(WHAT NEEDS TO BE DONE): Repeat what the lines below say, word for word, and skip every image.
######
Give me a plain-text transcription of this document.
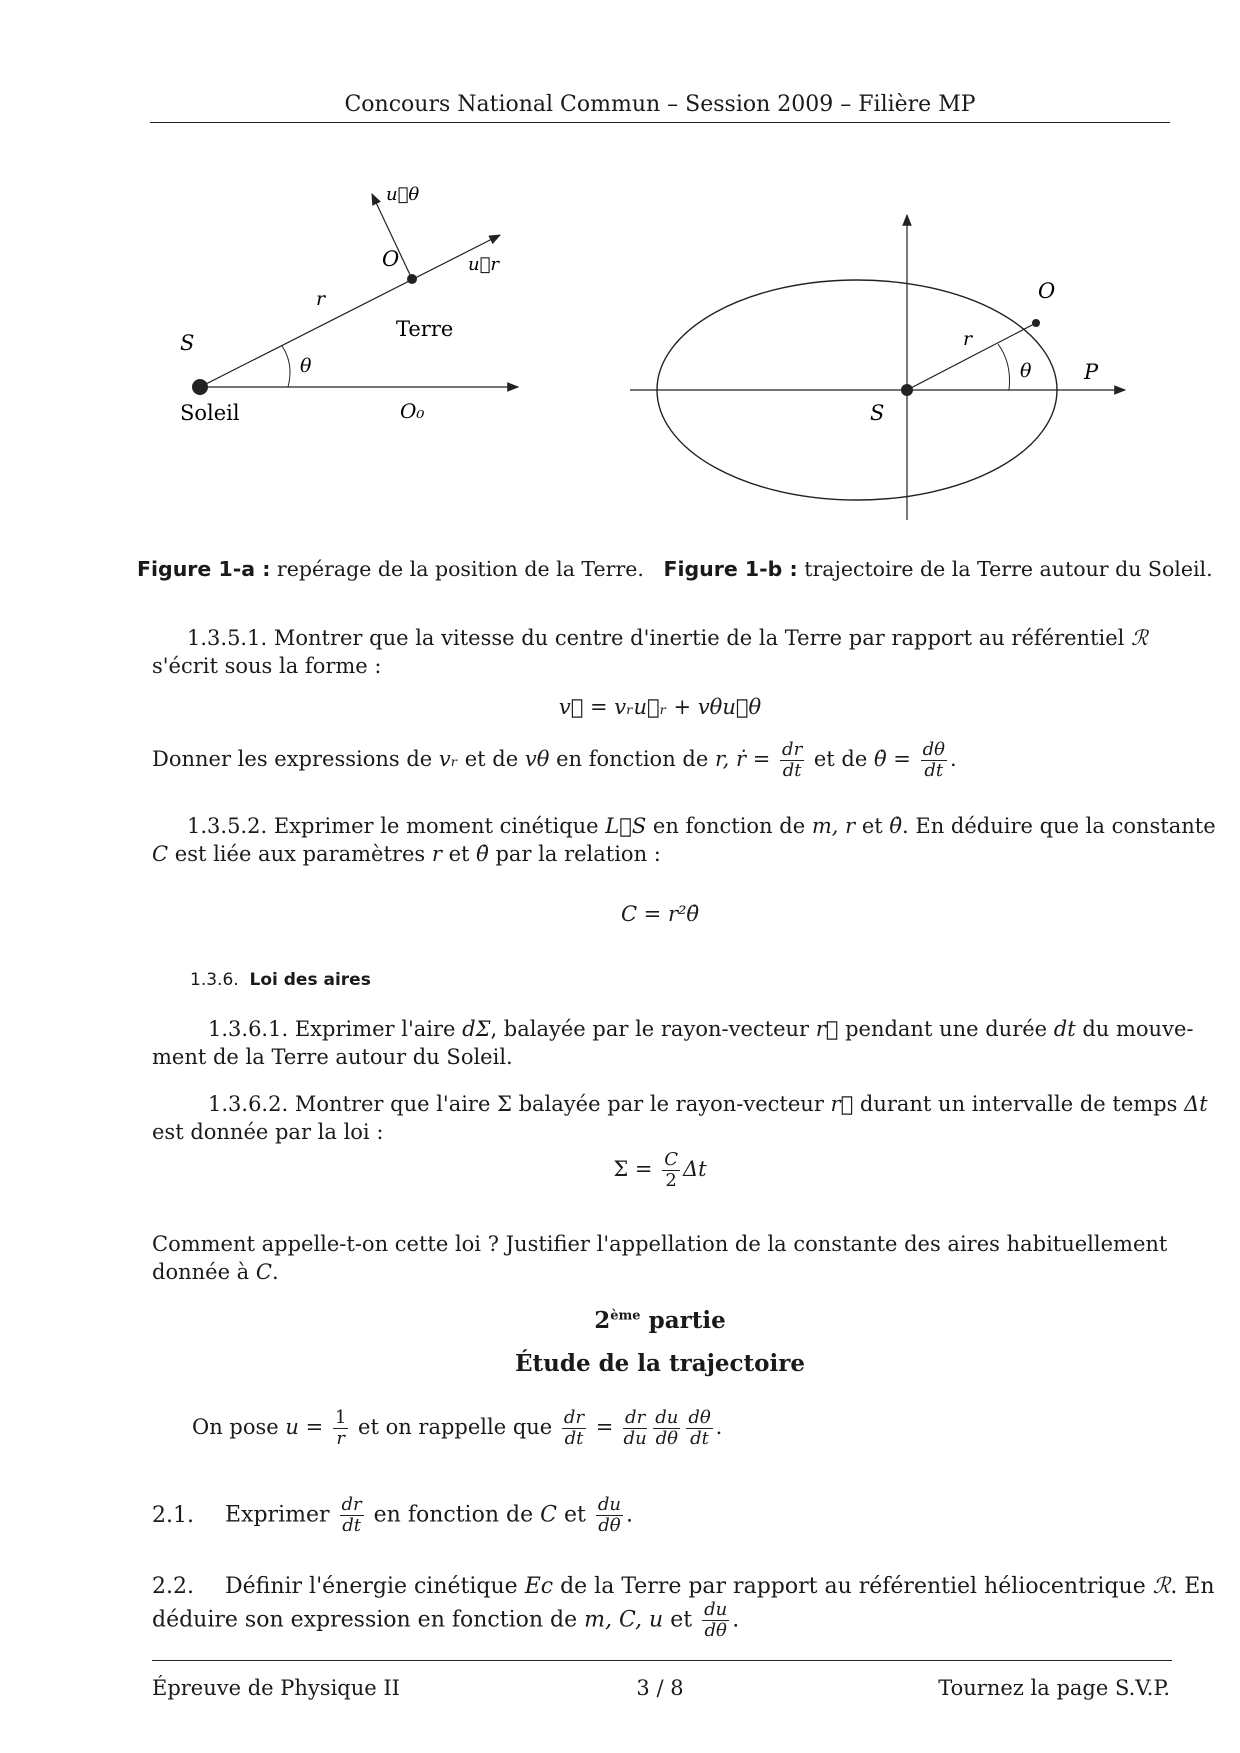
Concours National Commun – Session 2009 – Filière MP
u⃗θ
O	u⃗r
r
S
θ
Terre
Soleil	O₀
O
r
θ	P
S
Figure 1-a : repérage de la position de la Terre. Figure 1-b : trajectoire de la Terre autour du Soleil.
1.3.5.1. Montrer que la vitesse du centre d'inertie de la Terre par rapport au référentiel ℛ
s'écrit sous la forme :
v⃗ = vᵣu⃗ᵣ + vθu⃗θ
Donner les expressions de vᵣ et de vθ en fonction de r, ṙ = $\frac{dr}{dt}$ et de θ̇ = $\frac{d\theta}{dt}$ .
1.3.5.2. Exprimer le moment cinétique L⃗S en fonction de m, r et θ̇. En déduire que la constante
C est liée aux paramètres r et θ̇ par la relation :
C = r²θ̇
1.3.6. Loi des aires
1.3.6.1. Exprimer l'aire dΣ, balayée par le rayon-vecteur r⃗ pendant une durée dt du mouve-
ment de la Terre autour du Soleil.
1.3.6.2. Montrer que l'aire Σ balayée par le rayon-vecteur r⃗ durant un intervalle de temps Δt
est donnée par la loi :
$\Sigma = \frac{C}{2}$ Δt
Comment appelle-t-on cette loi ? Justifier l'appellation de la constante des aires habituellement
donnée à C.
2ème partie
Étude de la trajectoire
On pose $u = \frac{1}{r}$ et on rappelle que $\frac{dr}{dt} = \frac{dr}{du} \frac{du}{d\theta} \frac{d\theta}{dt}$ .
2.1. Exprimer $\frac{dr}{dt}$ en fonction de C et $\frac{du}{d\theta}$ .
2.2. Définir l'énergie cinétique Ec de la Terre par rapport au référentiel héliocentrique ℛ. En
déduire son expression en fonction de m, C, u et $\frac{du}{d\theta}$ .
Épreuve de Physique II	3 / 8	Tournez la page S.V.P.
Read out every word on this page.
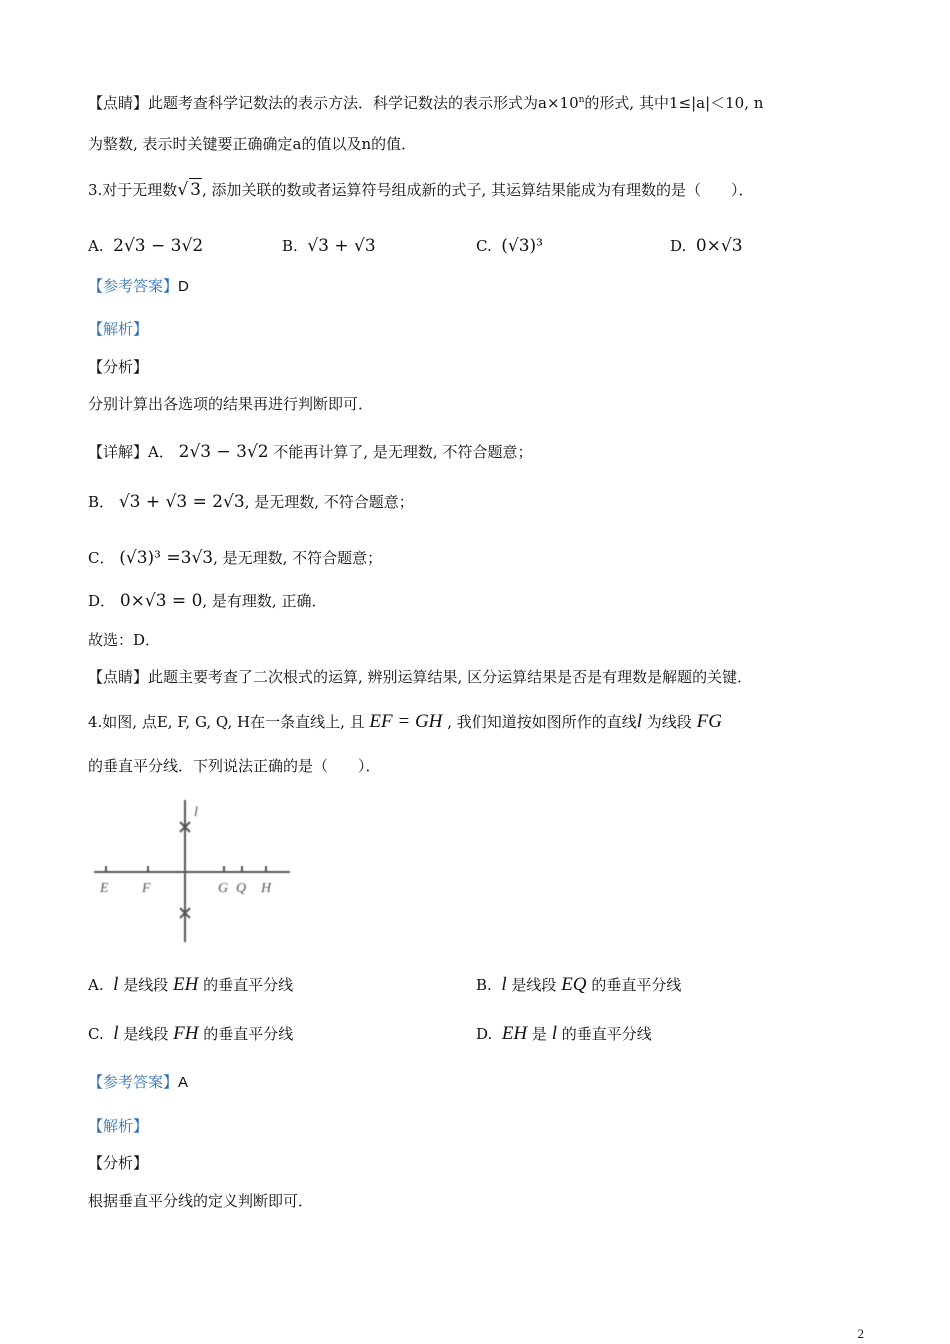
【点睛】此题考查科学记数法的表示方法．科学记数法的表示形式为$a\times 10^n$的形式, 其中1≤|a|＜10, n
为整数, 表示时关键要正确确定a的值以及n的值．
3.对于无理数√ 3, 添加关联的数或者运算符号组成新的式子, 其运算结果能成为有理数的是（　　）．
A. 2√3 − 3√2	B. √3 + √3	C. (√3)³	D. 0×√3
【参考答案】D
【解析】
【分析】
分别计算出各选项的结果再进行判断即可．
【详解】A． 2√3 − 3√2 不能再计算了, 是无理数, 不符合题意；
B． √3 + √3 = 2√3, 是无理数, 不符合题意；
C． (√3)³ =3√3, 是无理数, 不符合题意；
D． 0×√3 = 0, 是有理数, 正确．
故选：D．
【点睛】此题主要考查了二次根式的运算, 辨别运算结果, 区分运算结果是否是有理数是解题的关键．
4.如图, 点E, F, G, Q, H在一条直线上, 且 EF = GH , 我们知道按如图所作的直线l 为线段 FG
的垂直平分线．下列说法正确的是（　　）．
l
E F	G Q H
A. l 是线段 EH 的垂直平分线	B. l 是线段 EQ 的垂直平分线
C. l 是线段 FH 的垂直平分线	D. EH 是 l 的垂直平分线
【参考答案】A
【解析】
【分析】
根据垂直平分线的定义判断即可．
2
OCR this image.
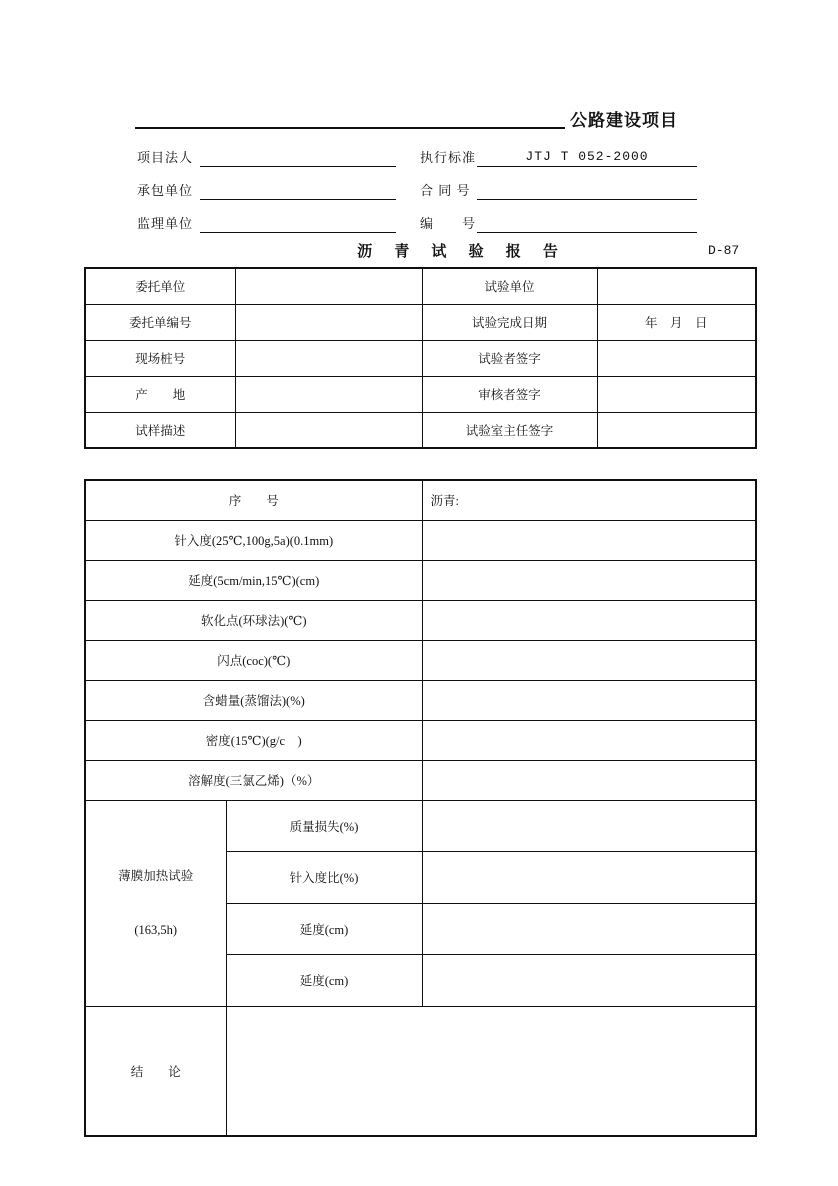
公路建设项目
项目法人	执行标准	JTJ T 052-2000
承包单位	合 同 号
监理单位	编　　号
沥 青 试 验 报 告	D-87
委托单位		试验单位	
委托单编号		试验完成日期	年　月　日
现场桩号		试验者签字	
产　　地		审核者签字	
试样描述		试验室主任签字	
序　　号		沥青:
针入度(25℃,100g,5a)(0.1mm)		
延度(5cm/min,15℃)(cm)		
软化点(环球法)(℃)		
闪点(coc)(℃)		
含蜡量(蒸馏法)(%)		
密度(15℃)(g/c　)		
溶解度(三氯乙烯)（%）		

薄膜加热试验

(163,5h)	质量损失(%)	
	针入度比(%)	
	延度(cm)	
	延度(cm)	
结　　论		
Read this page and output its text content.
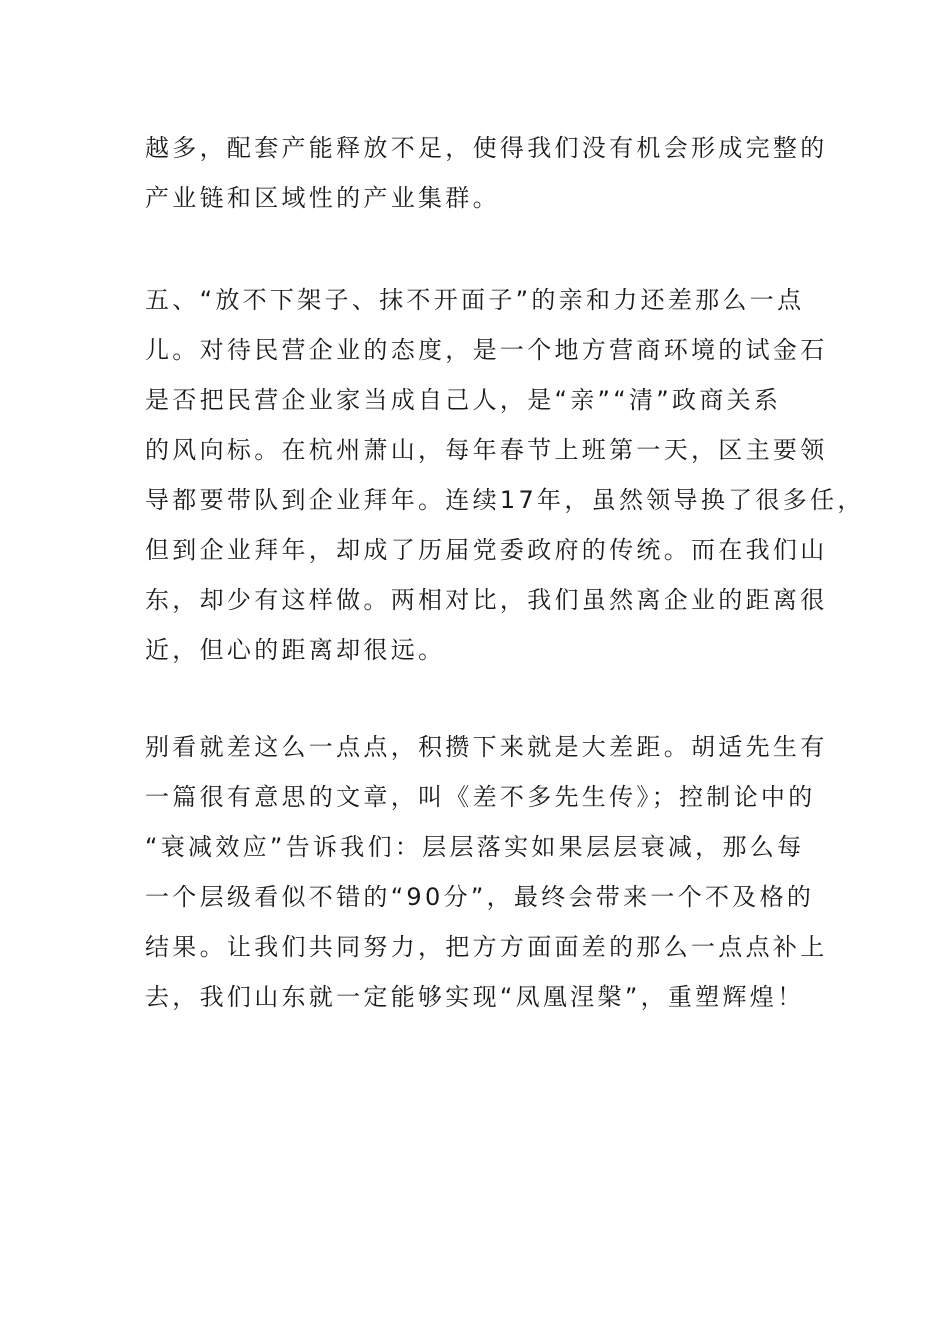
越多，配套产能释放不足，使得我们没有机会形成完整的
产业链和区域性的产业集群。
五、“放不下架子、抹不开面子”的亲和力还差那么一点
儿。对待民营企业的态度，是一个地方营商环境的试金石
是否把民营企业家当成自己人，是“亲”“清”政商关系
的风向标。在杭州萧山，每年春节上班第一天，区主要领
导都要带队到企业拜年。连续17年，虽然领导换了很多任，
但到企业拜年，却成了历届党委政府的传统。而在我们山
东，却少有这样做。两相对比，我们虽然离企业的距离很
近，但心的距离却很远。
别看就差这么一点点，积攒下来就是大差距。胡适先生有
一篇很有意思的文章，叫《差不多先生传》；控制论中的
“衰减效应”告诉我们：层层落实如果层层衰减，那么每
一个层级看似不错的“90分”，最终会带来一个不及格的
结果。让我们共同努力，把方方面面差的那么一点点补上
去，我们山东就一定能够实现“凤凰涅槃”，重塑辉煌！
######
(FINISHED EXERCISE):
Give me a plain-text transcription of this document.
Concours National Commun – Session 2009 – Filière MP
u⃗θ
O	u⃗r
r
S
θ
Terre
Soleil	O₀
O
r
θ	P
S
Figure 1-a : repérage de la position de la Terre. Figure 1-b : trajectoire de la Terre autour du Soleil.
1.3.5.1. Montrer que la vitesse du centre d'inertie de la Terre par rapport au référentiel ℛ
s'écrit sous la forme :
v⃗ = vᵣu⃗ᵣ + vθu⃗θ
Donner les expressions de vᵣ et de vθ en fonction de r, ṙ = $\frac{dr}{dt}$ et de θ̇ = $\frac{d\theta}{dt}$ .
1.3.5.2. Exprimer le moment cinétique L⃗S en fonction de m, r et θ̇. En déduire que la constante
C est liée aux paramètres r et θ̇ par la relation :
C = r²θ̇
1.3.6. Loi des aires
1.3.6.1. Exprimer l'aire dΣ, balayée par le rayon-vecteur r⃗ pendant une durée dt du mouve-
ment de la Terre autour du Soleil.
1.3.6.2. Montrer que l'aire Σ balayée par le rayon-vecteur r⃗ durant un intervalle de temps Δt
est donnée par la loi :
$\Sigma = \frac{C}{2}$ Δt
Comment appelle-t-on cette loi ? Justifier l'appellation de la constante des aires habituellement
donnée à C.
2ème partie
Étude de la trajectoire
On pose $u = \frac{1}{r}$ et on rappelle que $\frac{dr}{dt} = \frac{dr}{du} \frac{du}{d\theta} \frac{d\theta}{dt}$ .
2.1. Exprimer $\frac{dr}{dt}$ en fonction de C et $\frac{du}{d\theta}$ .
2.2. Définir l'énergie cinétique Ec de la Terre par rapport au référentiel héliocentrique ℛ. En
déduire son expression en fonction de m, C, u et $\frac{du}{d\theta}$ .
Épreuve de Physique II	3 / 8	Tournez la page S.V.P.
Read out every word on this page.
【点睛】此题考查科学记数法的表示方法．科学记数法的表示形式为$a\times 10^n$的形式, 其中1≤|a|＜10, n
为整数, 表示时关键要正确确定a的值以及n的值．
3.对于无理数√ 3, 添加关联的数或者运算符号组成新的式子, 其运算结果能成为有理数的是（　　）．
A. 2√3 − 3√2	B. √3 + √3	C. (√3)³	D. 0×√3
【参考答案】D
【解析】
【分析】
分别计算出各选项的结果再进行判断即可．
【详解】A． 2√3 − 3√2 不能再计算了, 是无理数, 不符合题意；
B． √3 + √3 = 2√3, 是无理数, 不符合题意；
C． (√3)³ =3√3, 是无理数, 不符合题意；
D． 0×√3 = 0, 是有理数, 正确．
故选：D．
【点睛】此题主要考查了二次根式的运算, 辨别运算结果, 区分运算结果是否是有理数是解题的关键．
4.如图, 点E, F, G, Q, H在一条直线上, 且 EF = GH , 我们知道按如图所作的直线l 为线段 FG
的垂直平分线．下列说法正确的是（　　）．
l
E F	G Q H
A. l 是线段 EH 的垂直平分线	B. l 是线段 EQ 的垂直平分线
C. l 是线段 FH 的垂直平分线	D. EH 是 l 的垂直平分线
【参考答案】A
【解析】
【分析】
根据垂直平分线的定义判断即可．
2
OCR this image.
公路建设项目
项目法人	执行标准	JTJ T 052-2000
承包单位	合 同 号
监理单位	编　　号
沥 青 试 验 报 告	D-87
委托单位		试验单位	
委托单编号		试验完成日期	年　月　日
现场桩号		试验者签字	
产　　地		审核者签字	
试样描述		试验室主任签字	
序　　号		沥青:
针入度(25℃,100g,5a)(0.1mm)		
延度(5cm/min,15℃)(cm)		
软化点(环球法)(℃)		
闪点(coc)(℃)		
含蜡量(蒸馏法)(%)		
密度(15℃)(g/c　)		
溶解度(三氯乙烯)（%）		

薄膜加热试验

(163,5h)	质量损失(%)	
	针入度比(%)	
	延度(cm)	
	延度(cm)	
结　　论		
Read this page and output its text content.
越多，配套产能释放不足，使得我们没有机会形成完整的
产业链和区域性的产业集群。
五、“放不下架子、抹不开面子”的亲和力还差那么一点
儿。对待民营企业的态度，是一个地方营商环境的试金石
是否把民营企业家当成自己人，是“亲”“清”政商关系
的风向标。在杭州萧山，每年春节上班第一天，区主要领
导都要带队到企业拜年。连续17年，虽然领导换了很多任，
但到企业拜年，却成了历届党委政府的传统。而在我们山
东，却少有这样做。两相对比，我们虽然离企业的距离很
近，但心的距离却很远。
别看就差这么一点点，积攒下来就是大差距。胡适先生有
一篇很有意思的文章，叫《差不多先生传》；控制论中的
“衰减效应”告诉我们：层层落实如果层层衰减，那么每
一个层级看似不错的“90分”，最终会带来一个不及格的
结果。让我们共同努力，把方方面面差的那么一点点补上
去，我们山东就一定能够实现“凤凰涅槃”，重塑辉煌！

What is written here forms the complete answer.